* begin Records to use *

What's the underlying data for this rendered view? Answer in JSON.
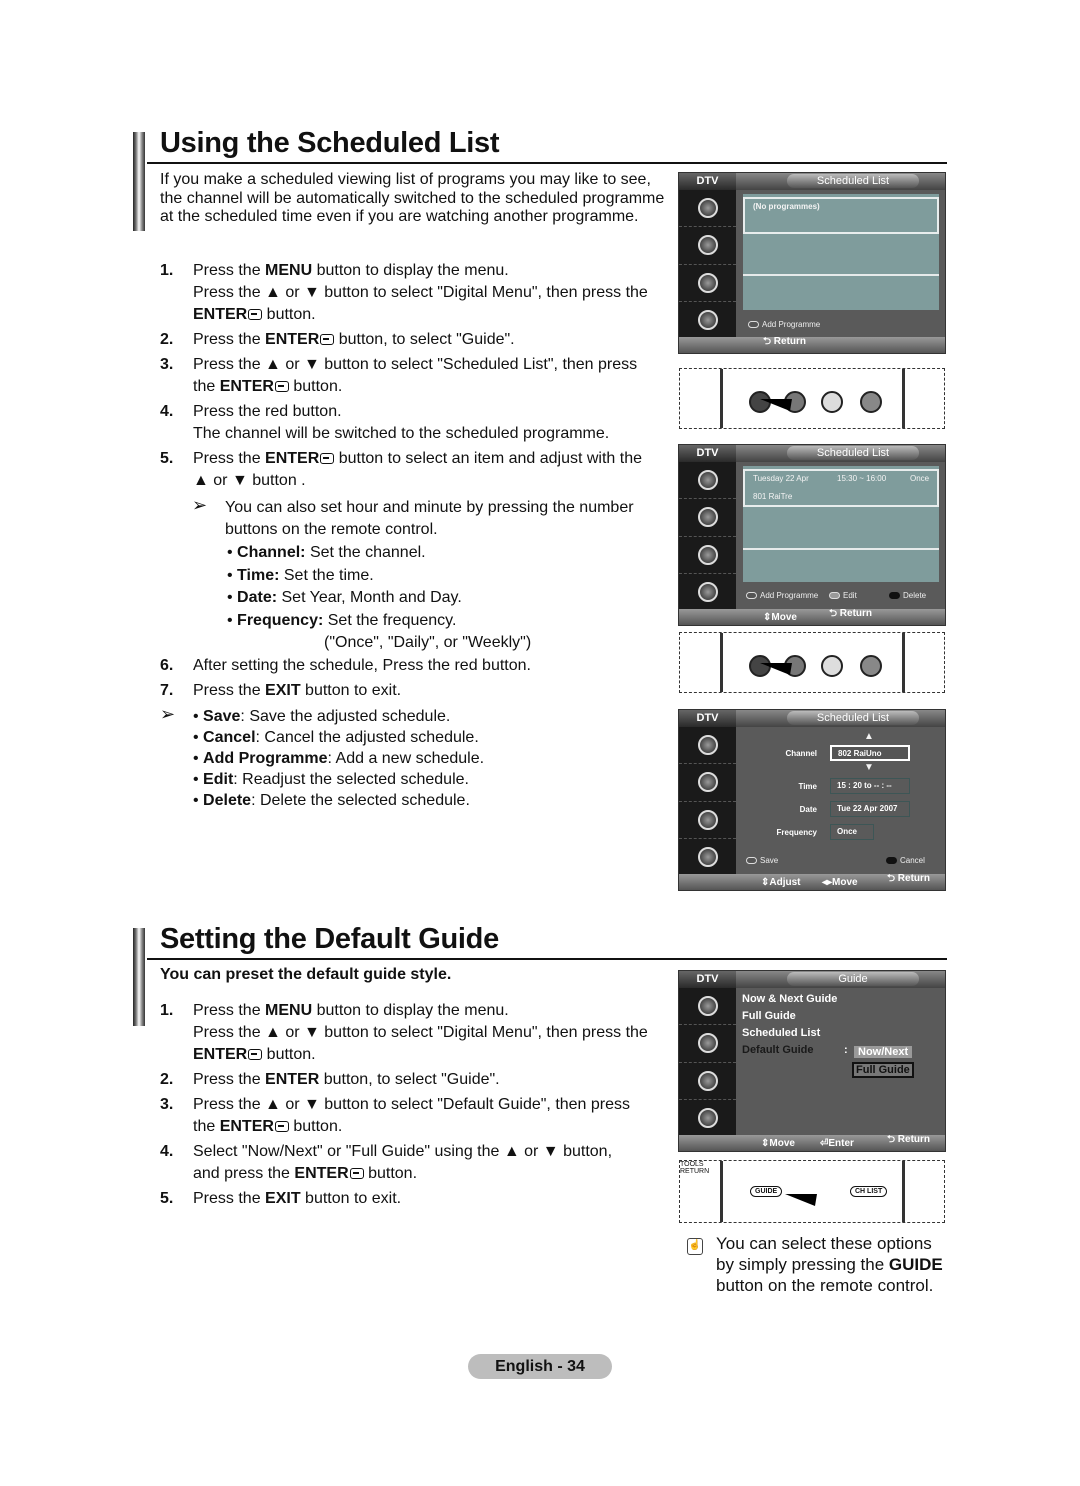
{
  "section1": {
    "title": "Using the Scheduled List",
    "intro": "If you make a scheduled viewing list of programs you may like to see, the channel will be automatically switched to the scheduled programme at the scheduled time even if you are watching another programme.",
    "steps": [
      {
        "num": "1.",
        "pre": "Press the ",
        "bold": "MENU",
        "post": " button to display the menu."
      },
      {
        "num": "",
        "pre": "Press the ▲ or ▼ button to select \"Digital Menu\", then press the",
        "bold": "",
        "post": ""
      },
      {
        "num": "",
        "pre": "",
        "bold": "ENTER",
        "post": " button.",
        "enter": true
      },
      {
        "num": "2.",
        "pre": "Press the ",
        "bold": "ENTER",
        "post": " button, to select \"Guide\".",
        "enter": true
      },
      {
        "num": "3.",
        "pre": "Press the ▲ or ▼ button to select \"Scheduled List\", then press",
        "bold": "",
        "post": ""
      },
      {
        "num": "",
        "pre": "the ",
        "bold": "ENTER",
        "post": " button.",
        "enter": true
      },
      {
        "num": "4.",
        "pre": "Press the red button.",
        "bold": "",
        "post": ""
      },
      {
        "num": "",
        "pre": "The channel will be switched to the scheduled programme.",
        "bold": "",
        "post": ""
      },
      {
        "num": "5.",
        "pre": "Press the ",
        "bold": "ENTER",
        "post": " button to select an item and adjust with the",
        "enter": true
      },
      {
        "num": "",
        "pre": "▲ or ▼ button .",
        "bold": "",
        "post": ""
      }
    ],
    "note1": {
      "arrow": "➢",
      "line1": "You can also set hour and minute by pressing the number",
      "line2": "buttons on the remote control."
    },
    "items": [
      {
        "label": "Channel:",
        "desc": " Set the channel."
      },
      {
        "label": "Time:",
        "desc": " Set the time."
      },
      {
        "label": "Date:",
        "desc": " Set Year, Month and Day."
      },
      {
        "label": "Frequency:",
        "desc": " Set the frequency."
      }
    ],
    "frequency_options": "(\"Once\", \"Daily\", or \"Weekly\")",
    "steps2": [
      {
        "num": "6.",
        "pre": "After setting the schedule, Press the red button.",
        "bold": "",
        "post": ""
      },
      {
        "num": "7.",
        "pre": "Press the ",
        "bold": "EXIT",
        "post": " button to exit."
      }
    ],
    "note2_arrow": "➢",
    "actions": [
      {
        "label": "Save",
        "desc": ": Save the adjusted schedule."
      },
      {
        "label": "Cancel",
        "desc": ": Cancel the adjusted schedule."
      },
      {
        "label": "Add Programme",
        "desc": ": Add a new schedule."
      },
      {
        "label": "Edit",
        "desc": ": Readjust the selected schedule."
      },
      {
        "label": "Delete",
        "desc": ": Delete the selected schedule."
      }
    ]
  },
  "screen1": {
    "dtv": "DTV",
    "title": "Scheduled List",
    "empty": "(No programmes)",
    "legend": [
      "Add Programme"
    ],
    "footer": [
      "Return"
    ]
  },
  "screen2": {
    "dtv": "DTV",
    "title": "Scheduled List",
    "entry": {
      "day": "Tuesday  22  Apr",
      "time": "15:30 ~ 16:00",
      "freq": "Once",
      "channel": "801  RaiTre"
    },
    "legend": [
      "Add Programme",
      "Edit",
      "Delete"
    ],
    "footer": [
      "Move",
      "Return"
    ]
  },
  "screen3": {
    "dtv": "DTV",
    "title": "Scheduled List",
    "fields": [
      {
        "label": "Channel",
        "value": "802 RaiUno"
      },
      {
        "label": "Time",
        "value": "15 : 20 to -- : --"
      },
      {
        "label": "Date",
        "value": "Tue 22 Apr 2007"
      },
      {
        "label": "Frequency",
        "value": "Once"
      }
    ],
    "legend": [
      "Save",
      "Cancel"
    ],
    "footer": [
      "Adjust",
      "Move",
      "Return"
    ]
  },
  "section2": {
    "title": "Setting the Default Guide",
    "subtitle": "You can preset the default guide style.",
    "steps": [
      {
        "num": "1.",
        "pre": "Press the ",
        "bold": "MENU",
        "post": " button to display the menu."
      },
      {
        "num": "",
        "pre": "Press the ▲ or ▼ button to select \"Digital Menu\", then press the",
        "bold": "",
        "post": ""
      },
      {
        "num": "",
        "pre": "",
        "bold": "ENTER",
        "post": " button.",
        "enter": true
      },
      {
        "num": "2.",
        "pre": "Press the ",
        "bold": "ENTER",
        "post": " button, to select \"Guide\"."
      },
      {
        "num": "3.",
        "pre": "Press the ▲ or ▼ button to select \"Default Guide\", then press",
        "bold": "",
        "post": ""
      },
      {
        "num": "",
        "pre": "the ",
        "bold": "ENTER",
        "post": " button.",
        "enter": true
      },
      {
        "num": "4.",
        "pre": "Select \"Now/Next\" or \"Full Guide\" using the ▲ or ▼ button,",
        "bold": "",
        "post": ""
      },
      {
        "num": "",
        "pre": "and press the ",
        "bold": "ENTER",
        "post": " button.",
        "enter": true
      },
      {
        "num": "5.",
        "pre": "Press the ",
        "bold": "EXIT",
        "post": " button to exit."
      }
    ]
  },
  "screen4": {
    "dtv": "DTV",
    "title": "Guide",
    "menu": [
      "Now & Next Guide",
      "Full Guide",
      "Scheduled List",
      "Default Guide"
    ],
    "colon": ":",
    "options": [
      "Now/Next",
      "Full Guide"
    ],
    "footer": [
      "Move",
      "Enter",
      "Return"
    ]
  },
  "remote2": {
    "labels": [
      "GUIDE",
      "CH LIST",
      "TOOLS",
      "RETURN"
    ]
  },
  "tip": {
    "line1": "You can select these options",
    "line2_pre": "by simply pressing the ",
    "line2_bold": "GUIDE",
    "line3": "button on the remote control."
  },
  "footer": {
    "page": "English - 34"
  }
}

* end Records to use *

From the data above, work out how many lines contain the string "switched" and reply with only the number.

- **Expected answer**: 2